● **Goal**
Set down all of the data that follows word for word, without the images.

● **Data records**

^^^^^^^^

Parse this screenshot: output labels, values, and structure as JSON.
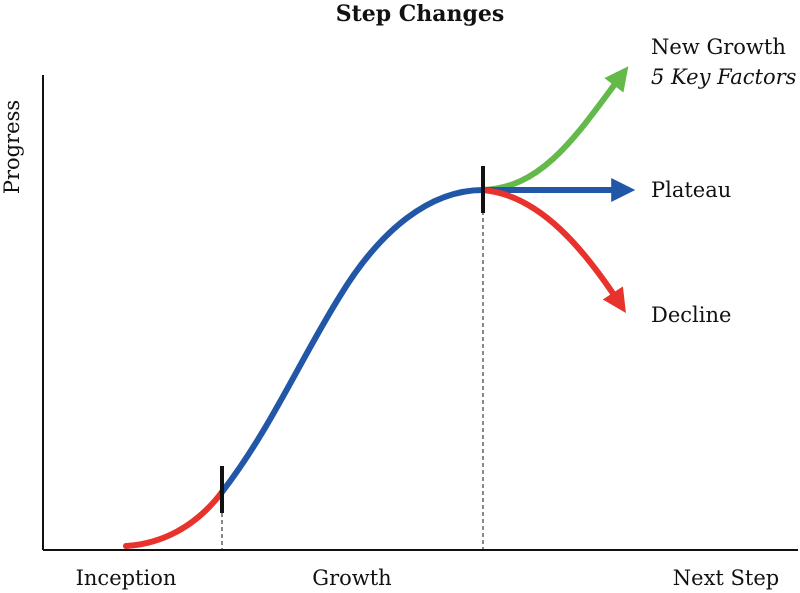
{
  "title": "Step Changes",
  "y_axis_label": "Progress",
  "x_labels": {
    "inception": "Inception",
    "growth": "Growth",
    "next_step": "Next Step"
  },
  "outcomes": {
    "new_growth": "New Growth",
    "new_growth_sub": "5 Key Factors",
    "plateau": "Plateau",
    "decline": "Decline"
  },
  "colors": {
    "inception_curve": "#e8322c",
    "growth_curve": "#2256a6",
    "new_growth_arrow": "#63b94a",
    "plateau_arrow": "#2256a6",
    "decline_arrow": "#e8322c",
    "axis": "#111111"
  }
}
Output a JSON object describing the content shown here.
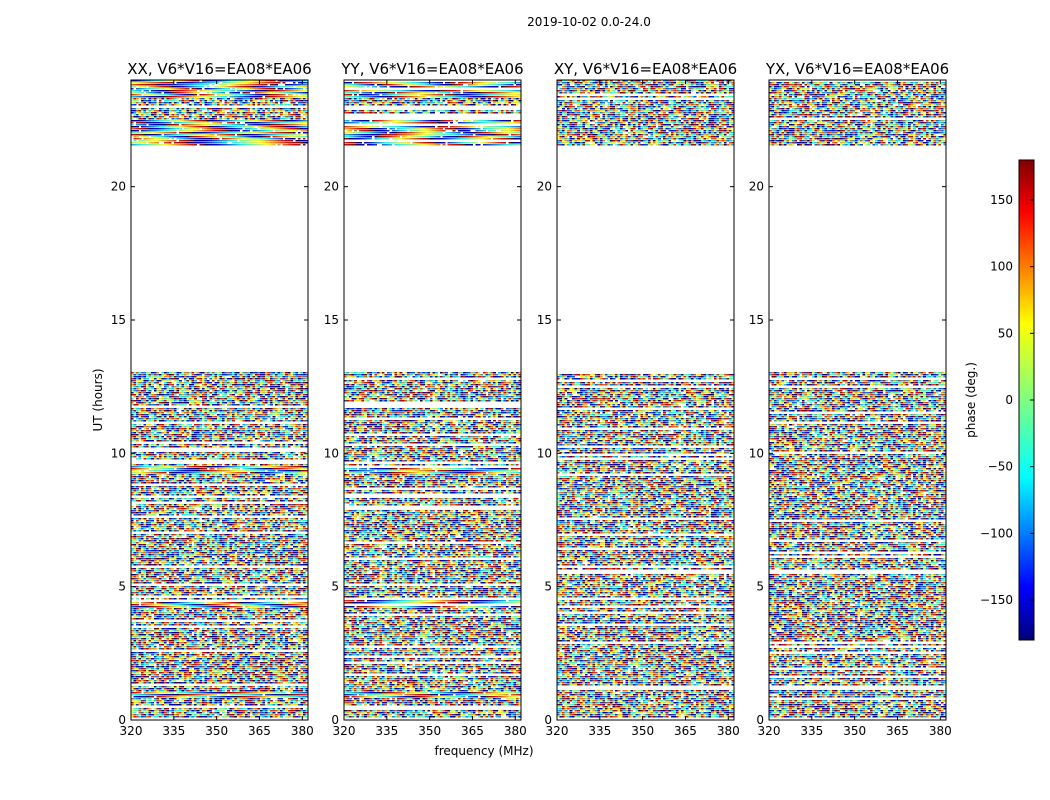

^^^^^^^^

● **Result for this exercise**
Parse this screenshot: output labels, values, and structure as JSON.
{
  "title": "Step Changes",
  "y_axis_label": "Progress",
  "x_labels": {
    "inception": "Inception",
    "growth": "Growth",
    "next_step": "Next Step"
  },
  "outcomes": {
    "new_growth": "New Growth",
    "new_growth_sub": "5 Key Factors",
    "plateau": "Plateau",
    "decline": "Decline"
  },
  "colors": {
    "inception_curve": "#e8322c",
    "growth_curve": "#2256a6",
    "new_growth_arrow": "#63b94a",
    "plateau_arrow": "#2256a6",
    "decline_arrow": "#e8322c",
    "axis": "#111111"
  }
}
Output a JSON object describing the content shown here.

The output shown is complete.